Page excerpt:
Start of Block

What's the difference between a Leica M3 Double Stroke and Single Stroke?

The original M3 (1954-1958, serial numbers up to ~915000) used a Double Stroke film advance — two strokes of the lever to advance one frame. Leica updated to a Single Stroke design in 1958 (serial 915000+) which advanced one frame per stroke. Both work identically photographically; the Double Stroke has higher collector value as the original design. Double Stroke bodies in good condition typically command 15-30% more than equivalent Single Stroke bodies. The earliest Double Stroke serial numbers (700000-710000 range) have specific collector premium for their first-batch status.

How do I date a Leica M3 by serial number?

The M3 was produced from 1954 to 1968, with serial numbers running from approximately 700000 to 1207000. Rough year-to-serial mapping: 1954 = 700000-742000, 1956 = 800000-857000, 1958 = 900000-925000 (Single Stroke transition), 1960 = 970000-1030000, 1964 = 1085000-1115000, 1968 (final) = 1190000-1207000. The serial number is engraved on the top plate near the rewind knob. Collectors prize the early 1954-1956 Double Strokes and the very last 1967-68 production batches as bookend pieces.

Is a Leica M3 a good investment in 2026?

As pure investment: yes — M3 prices have appreciated steadily since the early 2000s and the supply is finite (Leica made roughly 226,000 M3 bodies total, and a significant fraction were lost or stripped for parts). As reseller flip: margins are thinner than they look. A working M3 picked up at an estate sale for $600 and listed at $1,200 sounds attractive, but verified condition (working mechanics, clean optics, original parts) is what unlocks the top of the price range. Untested or "untouched" M3s sell at heavy discount because buyers assume the worst. CLA (clean-lube-adjust) service is typically $300-500 at a Leica specialist and can move a $700 body to $1,300.

End of Block

Tasks to carry out:
• 1. Write out the Leica M3 text from "As pure investment: yes" down to "body to $1,300.", swapping "estate sale" for "flea market".
• 2. According to the Leica M3 text, where on the camera is the serial number engraved?
• 3. Does the Leica M3 text support each of these statements? Answer yes or no for each, quoting the words that settle it.
(a) Leica moved to a Single Stroke film advance in 1958.
(b) The Double Stroke design produces better photographs than the Single Stroke.
(c) CLA service at a Leica specialist typically costs $300-500.
Answer from the Leica M3 text alone.

Document layout analysis data
Start of Block

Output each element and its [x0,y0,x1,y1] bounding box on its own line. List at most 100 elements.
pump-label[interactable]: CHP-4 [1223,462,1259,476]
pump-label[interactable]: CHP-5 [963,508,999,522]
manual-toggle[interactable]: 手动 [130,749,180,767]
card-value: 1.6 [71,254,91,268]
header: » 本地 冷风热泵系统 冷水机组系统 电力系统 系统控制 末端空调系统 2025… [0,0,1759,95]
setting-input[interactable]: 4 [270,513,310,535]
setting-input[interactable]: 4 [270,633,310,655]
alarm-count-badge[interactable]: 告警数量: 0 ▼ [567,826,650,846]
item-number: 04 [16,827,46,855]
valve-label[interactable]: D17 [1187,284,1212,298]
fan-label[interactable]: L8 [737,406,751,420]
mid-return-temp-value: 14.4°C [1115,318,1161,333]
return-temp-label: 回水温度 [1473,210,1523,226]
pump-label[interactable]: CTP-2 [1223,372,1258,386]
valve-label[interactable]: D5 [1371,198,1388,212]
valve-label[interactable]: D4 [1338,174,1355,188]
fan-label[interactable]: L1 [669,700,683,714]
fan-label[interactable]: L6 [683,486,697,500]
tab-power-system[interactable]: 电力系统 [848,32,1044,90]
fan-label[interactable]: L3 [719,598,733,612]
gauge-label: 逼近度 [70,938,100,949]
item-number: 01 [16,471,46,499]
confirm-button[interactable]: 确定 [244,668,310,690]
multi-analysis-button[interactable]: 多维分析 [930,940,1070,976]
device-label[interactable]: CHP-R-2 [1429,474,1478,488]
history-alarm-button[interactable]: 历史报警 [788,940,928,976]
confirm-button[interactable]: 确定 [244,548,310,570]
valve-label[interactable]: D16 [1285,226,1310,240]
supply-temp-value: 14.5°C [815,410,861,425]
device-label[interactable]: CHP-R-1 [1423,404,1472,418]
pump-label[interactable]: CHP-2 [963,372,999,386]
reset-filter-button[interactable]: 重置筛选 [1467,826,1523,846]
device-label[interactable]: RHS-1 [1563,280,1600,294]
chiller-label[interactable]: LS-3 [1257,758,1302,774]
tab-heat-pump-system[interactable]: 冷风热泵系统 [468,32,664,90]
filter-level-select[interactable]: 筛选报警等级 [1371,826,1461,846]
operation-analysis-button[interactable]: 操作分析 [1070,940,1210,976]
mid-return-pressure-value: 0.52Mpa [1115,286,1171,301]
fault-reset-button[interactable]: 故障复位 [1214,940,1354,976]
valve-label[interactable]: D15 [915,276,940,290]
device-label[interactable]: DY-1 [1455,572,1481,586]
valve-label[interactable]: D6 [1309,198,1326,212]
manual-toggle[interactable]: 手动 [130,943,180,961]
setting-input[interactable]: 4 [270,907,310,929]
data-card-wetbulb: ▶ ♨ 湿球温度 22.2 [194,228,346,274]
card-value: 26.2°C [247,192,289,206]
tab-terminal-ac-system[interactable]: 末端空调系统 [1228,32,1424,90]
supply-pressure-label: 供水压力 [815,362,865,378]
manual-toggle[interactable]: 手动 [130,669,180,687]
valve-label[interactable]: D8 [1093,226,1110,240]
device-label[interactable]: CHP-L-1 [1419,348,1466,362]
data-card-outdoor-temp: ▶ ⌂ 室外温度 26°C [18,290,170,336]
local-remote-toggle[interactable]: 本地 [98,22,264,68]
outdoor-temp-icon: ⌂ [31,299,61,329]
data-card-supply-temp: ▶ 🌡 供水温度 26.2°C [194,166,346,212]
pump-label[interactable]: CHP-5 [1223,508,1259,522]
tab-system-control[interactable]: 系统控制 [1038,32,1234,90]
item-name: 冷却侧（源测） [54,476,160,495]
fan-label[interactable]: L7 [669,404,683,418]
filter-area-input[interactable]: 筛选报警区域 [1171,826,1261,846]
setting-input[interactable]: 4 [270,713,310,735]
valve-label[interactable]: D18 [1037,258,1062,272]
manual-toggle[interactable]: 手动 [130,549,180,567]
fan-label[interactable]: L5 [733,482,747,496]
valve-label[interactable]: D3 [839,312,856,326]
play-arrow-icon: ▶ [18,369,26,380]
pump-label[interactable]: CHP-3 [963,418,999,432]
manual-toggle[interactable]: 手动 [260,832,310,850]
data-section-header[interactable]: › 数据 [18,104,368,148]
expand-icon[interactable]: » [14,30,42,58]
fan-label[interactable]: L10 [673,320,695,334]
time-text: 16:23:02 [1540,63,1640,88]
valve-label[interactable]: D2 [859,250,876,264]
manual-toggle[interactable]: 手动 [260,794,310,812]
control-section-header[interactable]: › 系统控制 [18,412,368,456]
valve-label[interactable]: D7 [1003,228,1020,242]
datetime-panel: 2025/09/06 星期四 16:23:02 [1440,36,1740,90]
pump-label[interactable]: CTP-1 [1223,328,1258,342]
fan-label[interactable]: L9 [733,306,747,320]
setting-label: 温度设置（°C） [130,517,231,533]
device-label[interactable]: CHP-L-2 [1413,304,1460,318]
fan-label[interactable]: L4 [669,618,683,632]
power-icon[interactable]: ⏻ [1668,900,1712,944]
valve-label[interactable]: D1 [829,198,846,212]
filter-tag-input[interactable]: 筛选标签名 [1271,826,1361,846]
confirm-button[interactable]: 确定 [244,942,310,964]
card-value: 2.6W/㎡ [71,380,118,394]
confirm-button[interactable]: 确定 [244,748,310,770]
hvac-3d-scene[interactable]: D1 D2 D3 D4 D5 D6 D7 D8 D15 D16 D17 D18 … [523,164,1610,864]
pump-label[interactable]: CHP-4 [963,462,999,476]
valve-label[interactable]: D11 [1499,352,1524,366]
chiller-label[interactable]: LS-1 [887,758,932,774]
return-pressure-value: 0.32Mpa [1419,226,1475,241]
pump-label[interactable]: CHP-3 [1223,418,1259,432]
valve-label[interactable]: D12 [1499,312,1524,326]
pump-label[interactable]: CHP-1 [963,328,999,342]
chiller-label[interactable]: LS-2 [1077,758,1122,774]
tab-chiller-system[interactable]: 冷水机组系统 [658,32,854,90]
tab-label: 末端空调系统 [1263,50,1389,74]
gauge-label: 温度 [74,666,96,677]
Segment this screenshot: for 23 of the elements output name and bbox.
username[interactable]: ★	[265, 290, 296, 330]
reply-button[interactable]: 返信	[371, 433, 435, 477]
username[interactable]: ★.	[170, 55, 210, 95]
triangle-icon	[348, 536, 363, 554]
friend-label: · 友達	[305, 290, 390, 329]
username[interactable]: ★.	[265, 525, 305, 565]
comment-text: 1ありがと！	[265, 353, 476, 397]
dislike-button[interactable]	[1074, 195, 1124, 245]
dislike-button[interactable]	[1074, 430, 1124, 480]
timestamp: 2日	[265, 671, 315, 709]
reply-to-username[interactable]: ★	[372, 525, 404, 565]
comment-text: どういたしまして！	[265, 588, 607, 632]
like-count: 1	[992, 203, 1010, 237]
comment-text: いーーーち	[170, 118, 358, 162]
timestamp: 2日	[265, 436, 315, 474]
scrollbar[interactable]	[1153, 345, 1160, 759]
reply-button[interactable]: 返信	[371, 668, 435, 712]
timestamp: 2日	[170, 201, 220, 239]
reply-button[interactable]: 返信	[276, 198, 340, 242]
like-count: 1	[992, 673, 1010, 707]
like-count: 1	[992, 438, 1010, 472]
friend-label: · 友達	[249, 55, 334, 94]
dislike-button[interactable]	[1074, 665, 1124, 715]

End of Block

Your written answers:
• 1.
As pure investment: yes — M3 prices have appreciated steadily since the early 2000s and the supply is finite (Leica made roughly 226,000 M3 bodies total, and a significant fraction were lost or stripped for parts). As reseller flip: margins are thinner than they look. A working M3 picked up at an flea market for $600 and listed at $1,200 sounds attractive, but verified condition (working mechanics, clean optics, original parts) is what unlocks the top of the price range. Untested or "untouched" M3s sell at heavy discount because buyers assume the worst. CLA (clean-lube-adjust) service is typically $300-500 at a Leica specialist and can move a $700 body to $1,300.

• 2. On the top plate near the rewind knob.

• 3.
(a) Yes: "Leica updated to a Single Stroke design in 1958 (serial 915000+)"
(b) No: "Both work identically photographically"
(c) Yes: "CLA (clean-lube-adjust) service is typically $300-500 at a Leica specialist"